*EXERCISE*
Copy out all lines that hold "this".

*RECORD EXCERPTS*
+ + + + +

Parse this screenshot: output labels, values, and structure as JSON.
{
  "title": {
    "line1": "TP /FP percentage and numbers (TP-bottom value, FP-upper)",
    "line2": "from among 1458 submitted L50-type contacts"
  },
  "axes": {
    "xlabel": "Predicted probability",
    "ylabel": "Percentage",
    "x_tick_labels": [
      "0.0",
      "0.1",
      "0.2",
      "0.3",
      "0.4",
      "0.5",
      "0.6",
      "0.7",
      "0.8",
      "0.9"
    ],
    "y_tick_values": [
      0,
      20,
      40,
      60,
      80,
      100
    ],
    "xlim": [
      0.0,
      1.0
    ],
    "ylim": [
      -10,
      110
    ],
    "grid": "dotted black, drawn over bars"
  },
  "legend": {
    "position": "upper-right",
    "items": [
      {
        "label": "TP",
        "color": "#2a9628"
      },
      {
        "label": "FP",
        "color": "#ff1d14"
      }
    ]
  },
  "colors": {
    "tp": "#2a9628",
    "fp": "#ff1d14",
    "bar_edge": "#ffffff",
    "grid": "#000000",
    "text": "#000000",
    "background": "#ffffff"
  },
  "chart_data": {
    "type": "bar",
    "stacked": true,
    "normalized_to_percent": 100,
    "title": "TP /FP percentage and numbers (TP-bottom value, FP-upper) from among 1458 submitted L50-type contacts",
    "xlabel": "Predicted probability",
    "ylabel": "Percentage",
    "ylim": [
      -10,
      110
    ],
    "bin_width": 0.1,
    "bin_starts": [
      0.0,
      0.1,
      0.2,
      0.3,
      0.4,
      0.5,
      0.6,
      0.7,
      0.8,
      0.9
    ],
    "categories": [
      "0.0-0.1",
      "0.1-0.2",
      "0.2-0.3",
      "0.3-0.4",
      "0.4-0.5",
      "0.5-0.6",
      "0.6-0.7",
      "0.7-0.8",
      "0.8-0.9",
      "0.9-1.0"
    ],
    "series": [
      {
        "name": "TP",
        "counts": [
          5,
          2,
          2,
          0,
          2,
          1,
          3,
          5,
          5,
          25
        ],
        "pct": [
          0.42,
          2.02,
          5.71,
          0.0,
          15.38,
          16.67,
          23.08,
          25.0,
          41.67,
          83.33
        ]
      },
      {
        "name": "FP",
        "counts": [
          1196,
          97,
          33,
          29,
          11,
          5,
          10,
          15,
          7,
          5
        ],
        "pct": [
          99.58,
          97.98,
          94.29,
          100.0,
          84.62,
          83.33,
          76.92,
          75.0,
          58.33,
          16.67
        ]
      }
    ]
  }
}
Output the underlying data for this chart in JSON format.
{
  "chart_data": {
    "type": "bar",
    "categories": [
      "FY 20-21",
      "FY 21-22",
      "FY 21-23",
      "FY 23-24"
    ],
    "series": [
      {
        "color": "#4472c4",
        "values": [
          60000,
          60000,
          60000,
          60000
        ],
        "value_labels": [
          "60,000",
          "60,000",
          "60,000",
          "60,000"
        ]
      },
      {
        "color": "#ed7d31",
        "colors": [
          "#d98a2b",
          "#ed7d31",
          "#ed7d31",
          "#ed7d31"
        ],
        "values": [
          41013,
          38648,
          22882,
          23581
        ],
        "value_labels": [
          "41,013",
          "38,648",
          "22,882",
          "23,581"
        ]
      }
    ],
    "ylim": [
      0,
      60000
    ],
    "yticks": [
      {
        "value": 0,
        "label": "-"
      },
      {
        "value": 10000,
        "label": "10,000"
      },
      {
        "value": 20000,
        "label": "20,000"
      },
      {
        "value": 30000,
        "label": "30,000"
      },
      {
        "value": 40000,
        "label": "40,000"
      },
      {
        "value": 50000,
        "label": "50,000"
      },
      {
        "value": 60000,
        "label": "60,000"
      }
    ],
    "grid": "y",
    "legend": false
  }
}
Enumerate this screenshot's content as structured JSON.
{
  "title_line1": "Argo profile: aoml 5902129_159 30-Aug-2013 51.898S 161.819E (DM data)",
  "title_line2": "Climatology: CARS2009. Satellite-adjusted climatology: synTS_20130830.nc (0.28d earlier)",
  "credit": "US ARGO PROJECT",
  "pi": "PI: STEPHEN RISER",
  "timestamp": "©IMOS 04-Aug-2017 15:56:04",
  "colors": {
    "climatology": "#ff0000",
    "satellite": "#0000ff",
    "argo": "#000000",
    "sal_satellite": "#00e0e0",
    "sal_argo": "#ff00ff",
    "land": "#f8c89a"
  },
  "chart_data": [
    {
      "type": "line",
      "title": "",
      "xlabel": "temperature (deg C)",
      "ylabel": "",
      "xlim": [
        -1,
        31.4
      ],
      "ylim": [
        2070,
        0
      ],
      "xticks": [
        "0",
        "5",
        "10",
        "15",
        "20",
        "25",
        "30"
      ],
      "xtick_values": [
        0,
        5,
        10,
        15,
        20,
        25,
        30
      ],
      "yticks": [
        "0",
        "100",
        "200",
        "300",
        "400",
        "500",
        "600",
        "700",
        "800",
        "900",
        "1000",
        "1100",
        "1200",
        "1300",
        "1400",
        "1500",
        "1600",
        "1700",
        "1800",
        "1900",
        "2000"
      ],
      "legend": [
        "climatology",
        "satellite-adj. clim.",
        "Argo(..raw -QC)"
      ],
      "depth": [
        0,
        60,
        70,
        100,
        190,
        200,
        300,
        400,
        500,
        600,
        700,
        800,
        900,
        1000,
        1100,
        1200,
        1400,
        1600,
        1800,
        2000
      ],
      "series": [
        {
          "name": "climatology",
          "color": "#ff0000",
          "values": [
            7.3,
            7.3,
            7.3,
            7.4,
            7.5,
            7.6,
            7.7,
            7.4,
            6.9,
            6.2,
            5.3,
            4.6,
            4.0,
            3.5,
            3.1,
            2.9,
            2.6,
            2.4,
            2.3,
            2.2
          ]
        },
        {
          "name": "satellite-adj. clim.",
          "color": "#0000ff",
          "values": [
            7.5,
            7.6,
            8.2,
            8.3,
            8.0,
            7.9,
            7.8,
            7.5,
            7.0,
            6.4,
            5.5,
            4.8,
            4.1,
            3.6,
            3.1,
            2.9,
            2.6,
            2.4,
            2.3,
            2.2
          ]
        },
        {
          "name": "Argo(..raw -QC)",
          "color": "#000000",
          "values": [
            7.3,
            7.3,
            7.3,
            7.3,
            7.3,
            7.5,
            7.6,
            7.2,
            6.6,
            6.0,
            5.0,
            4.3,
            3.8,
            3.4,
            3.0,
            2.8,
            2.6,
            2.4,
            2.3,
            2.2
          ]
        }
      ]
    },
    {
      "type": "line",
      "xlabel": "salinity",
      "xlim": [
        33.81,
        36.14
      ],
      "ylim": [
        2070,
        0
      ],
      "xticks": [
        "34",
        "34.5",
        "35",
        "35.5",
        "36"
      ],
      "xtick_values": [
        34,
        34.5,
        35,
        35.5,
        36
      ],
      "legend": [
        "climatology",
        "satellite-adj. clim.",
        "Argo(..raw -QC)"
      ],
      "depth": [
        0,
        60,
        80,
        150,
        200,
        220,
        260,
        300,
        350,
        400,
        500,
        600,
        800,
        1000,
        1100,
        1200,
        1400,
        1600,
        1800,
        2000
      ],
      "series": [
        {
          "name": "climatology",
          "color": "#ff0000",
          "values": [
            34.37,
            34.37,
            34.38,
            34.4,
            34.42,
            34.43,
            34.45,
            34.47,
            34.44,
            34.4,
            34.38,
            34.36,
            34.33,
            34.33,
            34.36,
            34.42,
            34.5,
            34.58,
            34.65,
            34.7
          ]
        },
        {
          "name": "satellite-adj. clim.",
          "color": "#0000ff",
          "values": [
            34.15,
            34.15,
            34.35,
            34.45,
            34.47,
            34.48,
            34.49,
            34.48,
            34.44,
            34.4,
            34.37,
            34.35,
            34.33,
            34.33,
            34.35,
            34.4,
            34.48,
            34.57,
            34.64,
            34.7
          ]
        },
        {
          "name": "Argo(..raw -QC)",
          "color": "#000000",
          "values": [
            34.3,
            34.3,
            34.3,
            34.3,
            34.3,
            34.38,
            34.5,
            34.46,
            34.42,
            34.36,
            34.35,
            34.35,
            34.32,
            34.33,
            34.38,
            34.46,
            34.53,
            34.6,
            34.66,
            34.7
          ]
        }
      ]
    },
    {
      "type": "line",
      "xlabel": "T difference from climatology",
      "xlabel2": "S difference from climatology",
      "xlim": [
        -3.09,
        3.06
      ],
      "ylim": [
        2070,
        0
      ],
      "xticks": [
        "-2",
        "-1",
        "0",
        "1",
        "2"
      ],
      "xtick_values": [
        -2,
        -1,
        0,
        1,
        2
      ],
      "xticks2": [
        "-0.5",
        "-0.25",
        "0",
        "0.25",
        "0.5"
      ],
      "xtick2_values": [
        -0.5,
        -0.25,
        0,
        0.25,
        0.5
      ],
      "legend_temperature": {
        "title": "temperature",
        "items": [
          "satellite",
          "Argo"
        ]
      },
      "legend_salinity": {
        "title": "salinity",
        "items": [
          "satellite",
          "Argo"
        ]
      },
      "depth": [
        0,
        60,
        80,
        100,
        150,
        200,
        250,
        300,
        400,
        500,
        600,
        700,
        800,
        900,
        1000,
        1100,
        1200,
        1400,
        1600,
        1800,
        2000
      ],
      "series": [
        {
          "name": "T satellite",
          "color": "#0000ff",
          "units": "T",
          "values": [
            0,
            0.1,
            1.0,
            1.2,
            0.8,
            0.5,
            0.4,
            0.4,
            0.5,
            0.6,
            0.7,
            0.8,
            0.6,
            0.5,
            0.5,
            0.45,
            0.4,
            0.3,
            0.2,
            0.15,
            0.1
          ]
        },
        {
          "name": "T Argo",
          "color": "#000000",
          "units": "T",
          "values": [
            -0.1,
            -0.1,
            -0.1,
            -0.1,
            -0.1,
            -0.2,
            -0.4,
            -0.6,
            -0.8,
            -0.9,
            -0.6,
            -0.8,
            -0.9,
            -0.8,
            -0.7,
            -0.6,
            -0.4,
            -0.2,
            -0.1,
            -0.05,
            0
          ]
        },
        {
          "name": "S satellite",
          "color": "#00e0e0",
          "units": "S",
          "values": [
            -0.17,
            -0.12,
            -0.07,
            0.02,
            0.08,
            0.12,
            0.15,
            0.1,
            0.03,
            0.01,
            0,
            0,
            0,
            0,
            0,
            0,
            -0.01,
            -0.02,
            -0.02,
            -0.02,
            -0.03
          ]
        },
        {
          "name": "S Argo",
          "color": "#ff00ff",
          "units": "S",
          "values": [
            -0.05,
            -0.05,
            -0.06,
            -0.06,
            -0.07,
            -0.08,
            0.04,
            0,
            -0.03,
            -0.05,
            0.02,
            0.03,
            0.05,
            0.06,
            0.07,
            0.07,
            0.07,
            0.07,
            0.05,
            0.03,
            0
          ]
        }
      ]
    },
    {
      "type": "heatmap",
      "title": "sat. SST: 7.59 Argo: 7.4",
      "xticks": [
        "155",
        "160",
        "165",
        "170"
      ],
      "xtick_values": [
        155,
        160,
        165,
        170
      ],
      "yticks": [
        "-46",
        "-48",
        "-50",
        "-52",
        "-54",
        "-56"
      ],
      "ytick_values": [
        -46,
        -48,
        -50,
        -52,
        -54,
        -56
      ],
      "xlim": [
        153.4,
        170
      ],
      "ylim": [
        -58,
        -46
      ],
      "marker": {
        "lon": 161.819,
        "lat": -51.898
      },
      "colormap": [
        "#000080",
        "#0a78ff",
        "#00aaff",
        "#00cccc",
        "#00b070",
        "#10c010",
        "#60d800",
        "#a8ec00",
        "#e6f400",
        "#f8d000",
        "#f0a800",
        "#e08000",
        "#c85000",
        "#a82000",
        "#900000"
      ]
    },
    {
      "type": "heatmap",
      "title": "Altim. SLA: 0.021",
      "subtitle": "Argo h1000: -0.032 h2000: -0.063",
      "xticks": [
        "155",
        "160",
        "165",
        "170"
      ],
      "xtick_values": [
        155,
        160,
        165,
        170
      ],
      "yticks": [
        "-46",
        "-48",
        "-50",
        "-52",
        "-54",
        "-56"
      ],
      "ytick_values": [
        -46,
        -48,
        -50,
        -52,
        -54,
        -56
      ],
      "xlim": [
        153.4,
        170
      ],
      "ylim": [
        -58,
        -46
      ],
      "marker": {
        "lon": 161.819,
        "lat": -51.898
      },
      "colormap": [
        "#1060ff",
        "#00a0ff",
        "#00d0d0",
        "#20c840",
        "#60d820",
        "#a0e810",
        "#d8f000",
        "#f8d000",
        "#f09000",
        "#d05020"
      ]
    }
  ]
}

+ + + + +

*COMPLETE RESPONSE*
Parse this screenshot: output labels, values, and structure as JSON.
Output the underlying data for this chart in JSON format.
Enumerate this screenshot's content as structured JSON.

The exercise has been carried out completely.